##### Task input #####
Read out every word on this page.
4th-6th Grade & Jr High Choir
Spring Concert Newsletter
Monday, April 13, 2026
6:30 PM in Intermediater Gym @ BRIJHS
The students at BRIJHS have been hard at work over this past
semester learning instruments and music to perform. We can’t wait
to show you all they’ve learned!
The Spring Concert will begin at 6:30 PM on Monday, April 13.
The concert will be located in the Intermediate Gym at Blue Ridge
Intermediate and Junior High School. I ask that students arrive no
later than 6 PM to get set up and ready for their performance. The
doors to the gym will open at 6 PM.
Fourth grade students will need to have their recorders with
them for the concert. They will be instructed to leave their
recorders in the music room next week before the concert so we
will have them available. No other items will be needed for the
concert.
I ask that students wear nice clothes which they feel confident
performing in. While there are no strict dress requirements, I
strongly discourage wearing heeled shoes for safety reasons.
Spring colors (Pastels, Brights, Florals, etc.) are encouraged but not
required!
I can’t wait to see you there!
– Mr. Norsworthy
#####
Your instructions:
Across the records above, count the lines holding "students" and reply with that number alone.

Result of this exercise:
4